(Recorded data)
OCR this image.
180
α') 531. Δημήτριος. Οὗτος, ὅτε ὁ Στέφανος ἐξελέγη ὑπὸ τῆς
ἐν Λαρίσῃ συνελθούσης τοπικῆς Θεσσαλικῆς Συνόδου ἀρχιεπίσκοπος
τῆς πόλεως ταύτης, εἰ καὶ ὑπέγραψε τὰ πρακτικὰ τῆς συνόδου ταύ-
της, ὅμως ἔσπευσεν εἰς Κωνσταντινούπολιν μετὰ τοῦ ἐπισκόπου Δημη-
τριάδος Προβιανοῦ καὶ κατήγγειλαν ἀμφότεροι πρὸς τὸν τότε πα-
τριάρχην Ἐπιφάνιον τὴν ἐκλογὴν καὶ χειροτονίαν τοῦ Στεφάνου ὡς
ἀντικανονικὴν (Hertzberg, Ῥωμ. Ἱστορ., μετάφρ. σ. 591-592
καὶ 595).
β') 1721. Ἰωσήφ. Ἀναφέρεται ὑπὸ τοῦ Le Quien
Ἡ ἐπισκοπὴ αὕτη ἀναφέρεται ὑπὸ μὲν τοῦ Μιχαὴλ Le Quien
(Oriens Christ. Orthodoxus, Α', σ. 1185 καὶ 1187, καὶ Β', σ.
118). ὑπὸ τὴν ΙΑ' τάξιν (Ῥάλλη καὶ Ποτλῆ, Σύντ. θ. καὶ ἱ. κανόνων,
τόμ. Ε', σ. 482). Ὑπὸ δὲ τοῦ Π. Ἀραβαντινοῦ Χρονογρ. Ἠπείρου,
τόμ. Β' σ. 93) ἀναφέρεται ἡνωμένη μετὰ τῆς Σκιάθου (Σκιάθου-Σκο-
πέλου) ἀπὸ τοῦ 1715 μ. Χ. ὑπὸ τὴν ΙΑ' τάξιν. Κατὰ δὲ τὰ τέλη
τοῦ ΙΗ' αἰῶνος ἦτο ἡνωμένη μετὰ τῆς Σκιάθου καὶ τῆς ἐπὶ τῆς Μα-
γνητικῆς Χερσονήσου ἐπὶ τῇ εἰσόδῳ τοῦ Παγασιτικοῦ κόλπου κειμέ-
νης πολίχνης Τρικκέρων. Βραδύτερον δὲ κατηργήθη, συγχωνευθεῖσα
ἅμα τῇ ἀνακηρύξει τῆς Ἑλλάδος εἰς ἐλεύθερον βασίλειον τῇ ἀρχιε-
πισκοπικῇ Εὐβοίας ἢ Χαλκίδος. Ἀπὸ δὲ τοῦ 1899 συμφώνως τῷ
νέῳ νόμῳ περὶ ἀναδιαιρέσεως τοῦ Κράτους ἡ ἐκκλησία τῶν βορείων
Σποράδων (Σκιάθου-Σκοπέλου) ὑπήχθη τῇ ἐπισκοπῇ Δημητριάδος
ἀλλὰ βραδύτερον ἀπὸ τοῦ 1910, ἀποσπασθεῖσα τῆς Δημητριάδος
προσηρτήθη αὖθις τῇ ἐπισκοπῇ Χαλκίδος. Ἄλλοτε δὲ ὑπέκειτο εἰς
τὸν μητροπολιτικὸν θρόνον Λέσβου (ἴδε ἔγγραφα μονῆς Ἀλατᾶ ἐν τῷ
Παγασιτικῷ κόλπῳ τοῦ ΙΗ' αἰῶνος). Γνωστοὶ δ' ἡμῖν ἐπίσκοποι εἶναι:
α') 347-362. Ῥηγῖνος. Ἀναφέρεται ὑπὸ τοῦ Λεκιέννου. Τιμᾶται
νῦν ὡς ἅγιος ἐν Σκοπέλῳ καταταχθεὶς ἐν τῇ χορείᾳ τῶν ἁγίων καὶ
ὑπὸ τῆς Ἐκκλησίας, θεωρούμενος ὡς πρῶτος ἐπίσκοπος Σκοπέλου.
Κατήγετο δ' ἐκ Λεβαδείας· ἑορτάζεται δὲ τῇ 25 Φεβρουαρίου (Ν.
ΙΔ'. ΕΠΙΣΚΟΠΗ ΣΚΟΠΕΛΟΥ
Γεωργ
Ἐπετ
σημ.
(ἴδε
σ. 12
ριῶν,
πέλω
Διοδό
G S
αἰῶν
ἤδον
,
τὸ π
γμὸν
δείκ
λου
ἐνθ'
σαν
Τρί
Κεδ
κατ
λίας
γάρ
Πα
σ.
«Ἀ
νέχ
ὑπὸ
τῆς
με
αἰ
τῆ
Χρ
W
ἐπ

Exercise brief ▸ Locate the lines above that contain "ἐπισκοπῇ" and copy them.

Solution ▸
Σποράδων (Σκιάθου-Σκοπέλου) ὑπήχθη τῇ ἐπισκοπῇ Δημητριάδος
προσηρτήθη αὖθις τῇ ἐπισκοπῇ Χαλκίδος. Ἄλλοτε δὲ ὑπέκειτο εἰς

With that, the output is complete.